> **THE TASK**: Each entry that follows is to be retyped exactly. Pictures do not belong in the copy.

> **INFORMATION SHOWN**:
▼▼▼

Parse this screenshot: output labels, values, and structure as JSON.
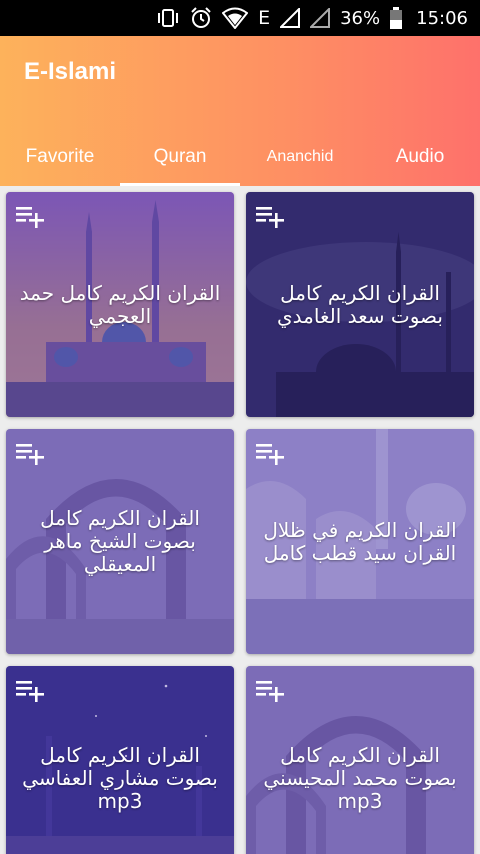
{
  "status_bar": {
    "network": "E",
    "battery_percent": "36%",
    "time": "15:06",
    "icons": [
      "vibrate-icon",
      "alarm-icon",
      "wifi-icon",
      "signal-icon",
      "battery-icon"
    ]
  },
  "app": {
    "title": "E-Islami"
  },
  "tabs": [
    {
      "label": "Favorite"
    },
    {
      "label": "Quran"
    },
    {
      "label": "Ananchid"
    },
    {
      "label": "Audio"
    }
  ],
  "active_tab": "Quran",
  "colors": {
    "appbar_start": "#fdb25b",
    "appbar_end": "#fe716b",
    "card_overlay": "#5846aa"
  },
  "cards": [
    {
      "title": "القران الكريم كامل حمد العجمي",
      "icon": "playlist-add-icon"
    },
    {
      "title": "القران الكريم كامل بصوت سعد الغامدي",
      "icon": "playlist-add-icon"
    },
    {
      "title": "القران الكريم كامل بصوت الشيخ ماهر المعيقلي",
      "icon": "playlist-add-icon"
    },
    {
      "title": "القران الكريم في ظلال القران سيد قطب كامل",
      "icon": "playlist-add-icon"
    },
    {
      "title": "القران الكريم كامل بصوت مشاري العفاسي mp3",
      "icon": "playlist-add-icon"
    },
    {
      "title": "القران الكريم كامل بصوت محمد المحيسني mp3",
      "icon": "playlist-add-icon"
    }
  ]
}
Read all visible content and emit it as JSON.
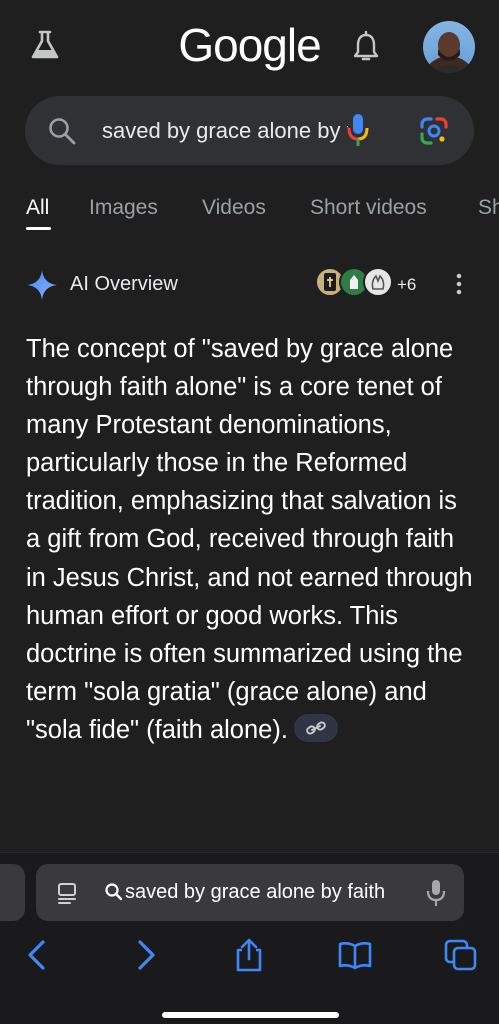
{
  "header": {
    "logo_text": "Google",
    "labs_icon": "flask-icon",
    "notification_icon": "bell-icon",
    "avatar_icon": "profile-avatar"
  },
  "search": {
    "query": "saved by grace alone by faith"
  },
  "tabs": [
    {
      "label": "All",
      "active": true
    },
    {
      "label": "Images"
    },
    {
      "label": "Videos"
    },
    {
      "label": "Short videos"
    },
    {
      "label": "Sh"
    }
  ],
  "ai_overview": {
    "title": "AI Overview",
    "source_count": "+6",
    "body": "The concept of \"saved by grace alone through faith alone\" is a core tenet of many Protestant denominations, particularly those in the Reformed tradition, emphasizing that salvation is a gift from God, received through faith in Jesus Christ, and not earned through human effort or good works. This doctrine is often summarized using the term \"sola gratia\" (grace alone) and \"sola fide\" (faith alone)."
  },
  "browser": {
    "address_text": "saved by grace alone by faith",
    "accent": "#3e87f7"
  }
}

▲▲▲

> **THE RESPONSE**:
Parse this screenshot: output labels, values, and structure as JSON.
{
  "status_bar": {
    "network": "E",
    "battery_percent": "36%",
    "time": "15:06",
    "icons": [
      "vibrate-icon",
      "alarm-icon",
      "wifi-icon",
      "signal-icon",
      "battery-icon"
    ]
  },
  "app": {
    "title": "E-Islami"
  },
  "tabs": [
    {
      "label": "Favorite"
    },
    {
      "label": "Quran"
    },
    {
      "label": "Ananchid"
    },
    {
      "label": "Audio"
    }
  ],
  "active_tab": "Quran",
  "colors": {
    "appbar_start": "#fdb25b",
    "appbar_end": "#fe716b",
    "card_overlay": "#5846aa"
  },
  "cards": [
    {
      "title": "القران الكريم كامل حمد العجمي",
      "icon": "playlist-add-icon"
    },
    {
      "title": "القران الكريم كامل بصوت سعد الغامدي",
      "icon": "playlist-add-icon"
    },
    {
      "title": "القران الكريم كامل بصوت الشيخ ماهر المعيقلي",
      "icon": "playlist-add-icon"
    },
    {
      "title": "القران الكريم في ظلال القران سيد قطب كامل",
      "icon": "playlist-add-icon"
    },
    {
      "title": "القران الكريم كامل بصوت مشاري العفاسي mp3",
      "icon": "playlist-add-icon"
    },
    {
      "title": "القران الكريم كامل بصوت محمد المحيسني mp3",
      "icon": "playlist-add-icon"
    }
  ]
}
Read all visible content and emit it as JSON.
{
  "header": {
    "logo_text": "Google",
    "labs_icon": "flask-icon",
    "notification_icon": "bell-icon",
    "avatar_icon": "profile-avatar"
  },
  "search": {
    "query": "saved by grace alone by faith"
  },
  "tabs": [
    {
      "label": "All",
      "active": true
    },
    {
      "label": "Images"
    },
    {
      "label": "Videos"
    },
    {
      "label": "Short videos"
    },
    {
      "label": "Sh"
    }
  ],
  "ai_overview": {
    "title": "AI Overview",
    "source_count": "+6",
    "body": "The concept of \"saved by grace alone through faith alone\" is a core tenet of many Protestant denominations, particularly those in the Reformed tradition, emphasizing that salvation is a gift from God, received through faith in Jesus Christ, and not earned through human effort or good works. This doctrine is often summarized using the term \"sola gratia\" (grace alone) and \"sola fide\" (faith alone)."
  },
  "browser": {
    "address_text": "saved by grace alone by faith",
    "accent": "#3e87f7"
  }
}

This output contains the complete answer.